◆ **TASK REQUIREMENTS**
Copy the material that follows word for word and omit its pictures.

◆ **RECORDS SUPPLIED**
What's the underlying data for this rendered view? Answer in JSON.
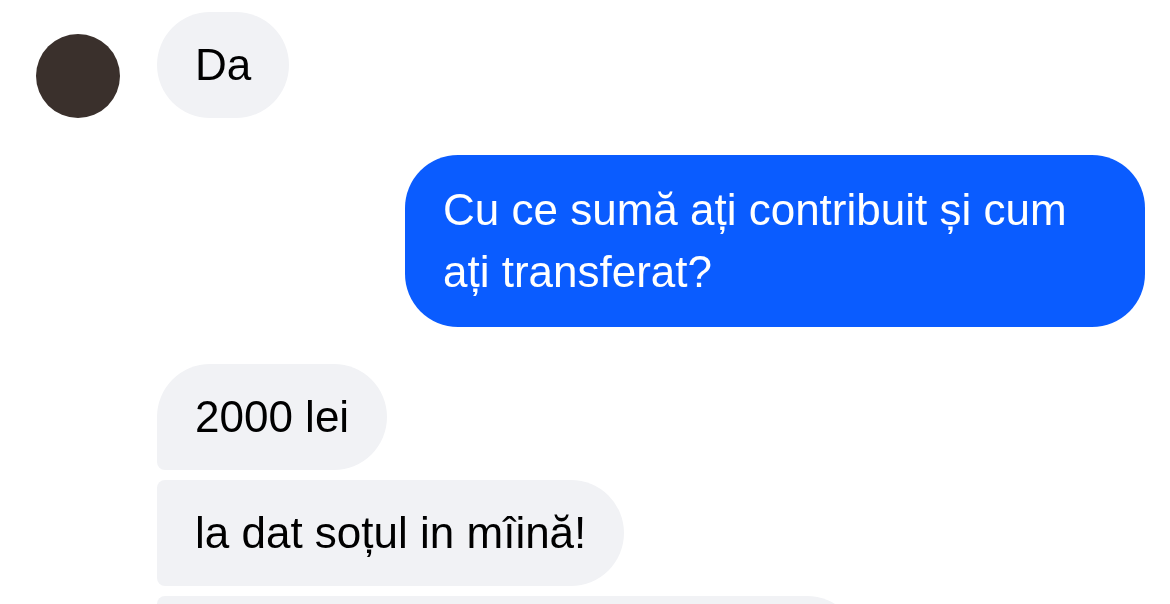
{
  "messages": [
    {
      "kind": "received",
      "text": "Da",
      "avatar": true
    },
    {
      "kind": "sent",
      "text": "Cu ce sumă ați contribuit și cum ați transferat?"
    },
    {
      "kind": "received",
      "text": "2000 lei",
      "avatar": false
    },
    {
      "kind": "received",
      "text": "la dat soțul in mîină!",
      "avatar": false
    },
    {
      "kind": "received"
    }
  ]
}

◆ **SOLUTION FOR THIS TASK**
What's the underlying data for this rendered view? Answer in JSON.
{
  "messages": [
    {
      "kind": "received",
      "text": "Da",
      "avatar": true
    },
    {
      "kind": "sent",
      "text": "Cu ce sumă ați contribuit și cum ați transferat?"
    },
    {
      "kind": "received",
      "text": "2000 lei",
      "avatar": false
    },
    {
      "kind": "received",
      "text": "la dat soțul in mîină!",
      "avatar": false
    },
    {
      "kind": "received"
    }
  ]
}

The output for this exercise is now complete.